## start Records shown

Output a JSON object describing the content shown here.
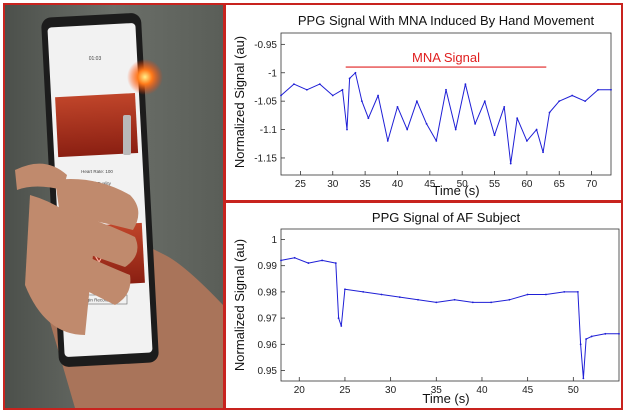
{
  "photo": {
    "app_time": "01:03",
    "heart_rate": "Heart Rate: 100",
    "signal_quality": "Signal Quality",
    "start_button": "Start Recording",
    "bottom_button": "Begin Recording"
  },
  "chart_data": [
    {
      "type": "line",
      "title": "PPG Signal With MNA Induced By Hand Movement",
      "xlabel": "Time (s)",
      "ylabel": "Normalized Signal (au)",
      "xlim": [
        22,
        73
      ],
      "ylim": [
        -1.18,
        -0.93
      ],
      "xticks": [
        25,
        30,
        35,
        40,
        45,
        50,
        55,
        60,
        65,
        70
      ],
      "yticks": [
        -0.95,
        -1,
        -1.05,
        -1.1,
        -1.15
      ],
      "line_color": "#1f1fd6",
      "annotation": {
        "text": "MNA Signal",
        "color": "#e02020",
        "x_start": 32,
        "x_end": 63,
        "y": -0.99
      },
      "x": [
        22,
        24,
        26,
        28,
        30,
        31.5,
        32.2,
        32.6,
        33.5,
        34.5,
        35.5,
        37,
        38.5,
        40,
        41.5,
        43,
        44.5,
        46,
        47.5,
        49,
        50.5,
        52,
        53.5,
        55,
        56.5,
        57.5,
        58.5,
        60,
        61.5,
        62.5,
        63.5,
        65,
        67,
        69,
        71,
        73
      ],
      "y": [
        -1.04,
        -1.02,
        -1.03,
        -1.02,
        -1.04,
        -1.03,
        -1.1,
        -1.01,
        -1.0,
        -1.05,
        -1.08,
        -1.04,
        -1.12,
        -1.06,
        -1.1,
        -1.05,
        -1.09,
        -1.12,
        -1.03,
        -1.1,
        -1.02,
        -1.09,
        -1.05,
        -1.11,
        -1.06,
        -1.16,
        -1.08,
        -1.12,
        -1.1,
        -1.14,
        -1.07,
        -1.05,
        -1.04,
        -1.05,
        -1.03,
        -1.03
      ]
    },
    {
      "type": "line",
      "title": "PPG Signal of AF Subject",
      "xlabel": "Time (s)",
      "ylabel": "Normalized Signal (au)",
      "xlim": [
        18,
        55
      ],
      "ylim": [
        0.946,
        1.004
      ],
      "xticks": [
        20,
        25,
        30,
        35,
        40,
        45,
        50
      ],
      "yticks": [
        1,
        0.99,
        0.98,
        0.97,
        0.96,
        0.95
      ],
      "line_color": "#1f1fd6",
      "x": [
        18,
        19.5,
        21,
        22.5,
        24,
        24.3,
        24.6,
        25,
        27,
        29,
        31,
        33,
        35,
        37,
        39,
        41,
        43,
        45,
        47,
        49,
        50.5,
        50.8,
        51.1,
        51.4,
        52,
        53.5,
        55
      ],
      "y": [
        0.992,
        0.993,
        0.991,
        0.992,
        0.991,
        0.97,
        0.967,
        0.981,
        0.98,
        0.979,
        0.978,
        0.977,
        0.976,
        0.977,
        0.976,
        0.976,
        0.977,
        0.979,
        0.979,
        0.98,
        0.98,
        0.96,
        0.947,
        0.962,
        0.963,
        0.964,
        0.964
      ]
    }
  ]
}
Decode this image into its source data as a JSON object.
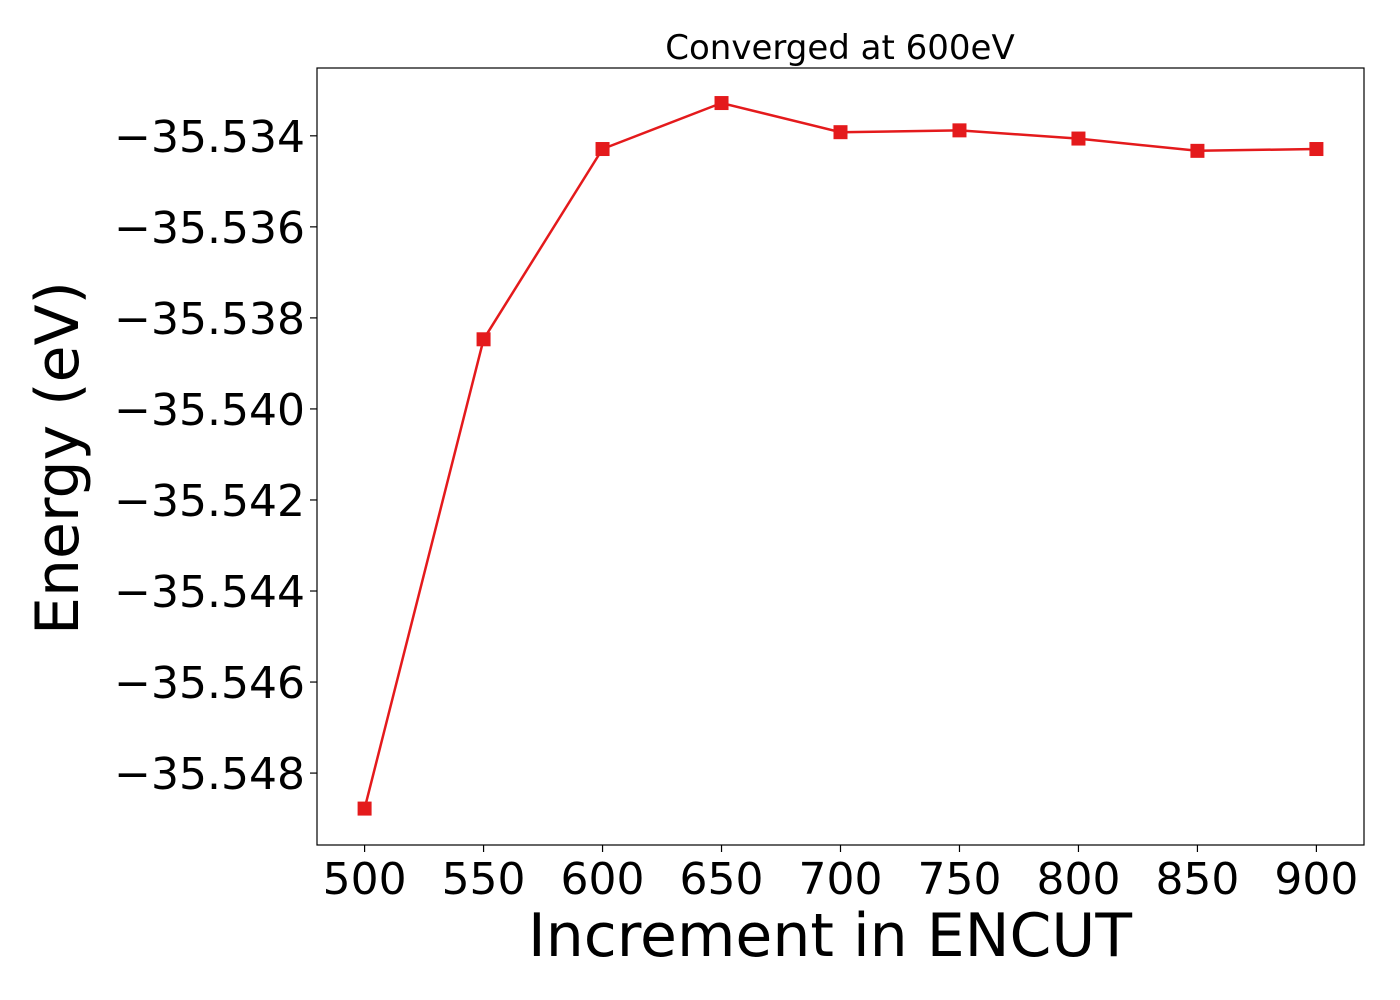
{
  "chart_data": {
    "type": "line",
    "title": "Converged at 600eV",
    "xlabel": "Increment in ENCUT",
    "ylabel": "Energy (eV)",
    "x": [
      500,
      550,
      600,
      650,
      700,
      750,
      800,
      850,
      900
    ],
    "series": [
      {
        "values": [
          -35.54878,
          -35.53847,
          -35.53429,
          -35.53328,
          -35.53392,
          -35.53388,
          -35.53406,
          -35.53433,
          -35.53429
        ],
        "color": "#e41a1c",
        "marker": "square"
      }
    ],
    "xlim": [
      480,
      920
    ],
    "ylim": [
      -35.54958,
      -35.53251
    ],
    "xticks": [
      500,
      550,
      600,
      650,
      700,
      750,
      800,
      850,
      900
    ],
    "xtick_labels": [
      "500",
      "550",
      "600",
      "650",
      "700",
      "750",
      "800",
      "850",
      "900"
    ],
    "yticks": [
      -35.548,
      -35.546,
      -35.544,
      -35.542,
      -35.54,
      -35.538,
      -35.536,
      -35.534
    ],
    "ytick_labels": [
      "−35.548",
      "−35.546",
      "−35.544",
      "−35.542",
      "−35.540",
      "−35.538",
      "−35.536",
      "−35.534"
    ],
    "grid": false,
    "legend": "none"
  }
}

## end Records shown

Problem description:
All of the material above should be reproduced exactly, except the pictures.

Expected output:
Output a JSON object describing the content shown here.
{
  "photo": {
    "app_time": "01:03",
    "heart_rate": "Heart Rate: 100",
    "signal_quality": "Signal Quality",
    "start_button": "Start Recording",
    "bottom_button": "Begin Recording"
  },
  "chart_data": [
    {
      "type": "line",
      "title": "PPG Signal With MNA Induced By Hand Movement",
      "xlabel": "Time (s)",
      "ylabel": "Normalized Signal (au)",
      "xlim": [
        22,
        73
      ],
      "ylim": [
        -1.18,
        -0.93
      ],
      "xticks": [
        25,
        30,
        35,
        40,
        45,
        50,
        55,
        60,
        65,
        70
      ],
      "yticks": [
        -0.95,
        -1,
        -1.05,
        -1.1,
        -1.15
      ],
      "line_color": "#1f1fd6",
      "annotation": {
        "text": "MNA Signal",
        "color": "#e02020",
        "x_start": 32,
        "x_end": 63,
        "y": -0.99
      },
      "x": [
        22,
        24,
        26,
        28,
        30,
        31.5,
        32.2,
        32.6,
        33.5,
        34.5,
        35.5,
        37,
        38.5,
        40,
        41.5,
        43,
        44.5,
        46,
        47.5,
        49,
        50.5,
        52,
        53.5,
        55,
        56.5,
        57.5,
        58.5,
        60,
        61.5,
        62.5,
        63.5,
        65,
        67,
        69,
        71,
        73
      ],
      "y": [
        -1.04,
        -1.02,
        -1.03,
        -1.02,
        -1.04,
        -1.03,
        -1.1,
        -1.01,
        -1.0,
        -1.05,
        -1.08,
        -1.04,
        -1.12,
        -1.06,
        -1.1,
        -1.05,
        -1.09,
        -1.12,
        -1.03,
        -1.1,
        -1.02,
        -1.09,
        -1.05,
        -1.11,
        -1.06,
        -1.16,
        -1.08,
        -1.12,
        -1.1,
        -1.14,
        -1.07,
        -1.05,
        -1.04,
        -1.05,
        -1.03,
        -1.03
      ]
    },
    {
      "type": "line",
      "title": "PPG Signal of AF Subject",
      "xlabel": "Time (s)",
      "ylabel": "Normalized Signal (au)",
      "xlim": [
        18,
        55
      ],
      "ylim": [
        0.946,
        1.004
      ],
      "xticks": [
        20,
        25,
        30,
        35,
        40,
        45,
        50
      ],
      "yticks": [
        1,
        0.99,
        0.98,
        0.97,
        0.96,
        0.95
      ],
      "line_color": "#1f1fd6",
      "x": [
        18,
        19.5,
        21,
        22.5,
        24,
        24.3,
        24.6,
        25,
        27,
        29,
        31,
        33,
        35,
        37,
        39,
        41,
        43,
        45,
        47,
        49,
        50.5,
        50.8,
        51.1,
        51.4,
        52,
        53.5,
        55
      ],
      "y": [
        0.992,
        0.993,
        0.991,
        0.992,
        0.991,
        0.97,
        0.967,
        0.981,
        0.98,
        0.979,
        0.978,
        0.977,
        0.976,
        0.977,
        0.976,
        0.976,
        0.977,
        0.979,
        0.979,
        0.98,
        0.98,
        0.96,
        0.947,
        0.962,
        0.963,
        0.964,
        0.964
      ]
    }
  ]
}
Decode this image into its source data as a JSON object.
{
  "chart_data": {
    "type": "line",
    "title": "Converged at 600eV",
    "xlabel": "Increment in ENCUT",
    "ylabel": "Energy (eV)",
    "x": [
      500,
      550,
      600,
      650,
      700,
      750,
      800,
      850,
      900
    ],
    "series": [
      {
        "values": [
          -35.54878,
          -35.53847,
          -35.53429,
          -35.53328,
          -35.53392,
          -35.53388,
          -35.53406,
          -35.53433,
          -35.53429
        ],
        "color": "#e41a1c",
        "marker": "square"
      }
    ],
    "xlim": [
      480,
      920
    ],
    "ylim": [
      -35.54958,
      -35.53251
    ],
    "xticks": [
      500,
      550,
      600,
      650,
      700,
      750,
      800,
      850,
      900
    ],
    "xtick_labels": [
      "500",
      "550",
      "600",
      "650",
      "700",
      "750",
      "800",
      "850",
      "900"
    ],
    "yticks": [
      -35.548,
      -35.546,
      -35.544,
      -35.542,
      -35.54,
      -35.538,
      -35.536,
      -35.534
    ],
    "ytick_labels": [
      "−35.548",
      "−35.546",
      "−35.544",
      "−35.542",
      "−35.540",
      "−35.538",
      "−35.536",
      "−35.534"
    ],
    "grid": false,
    "legend": "none"
  }
}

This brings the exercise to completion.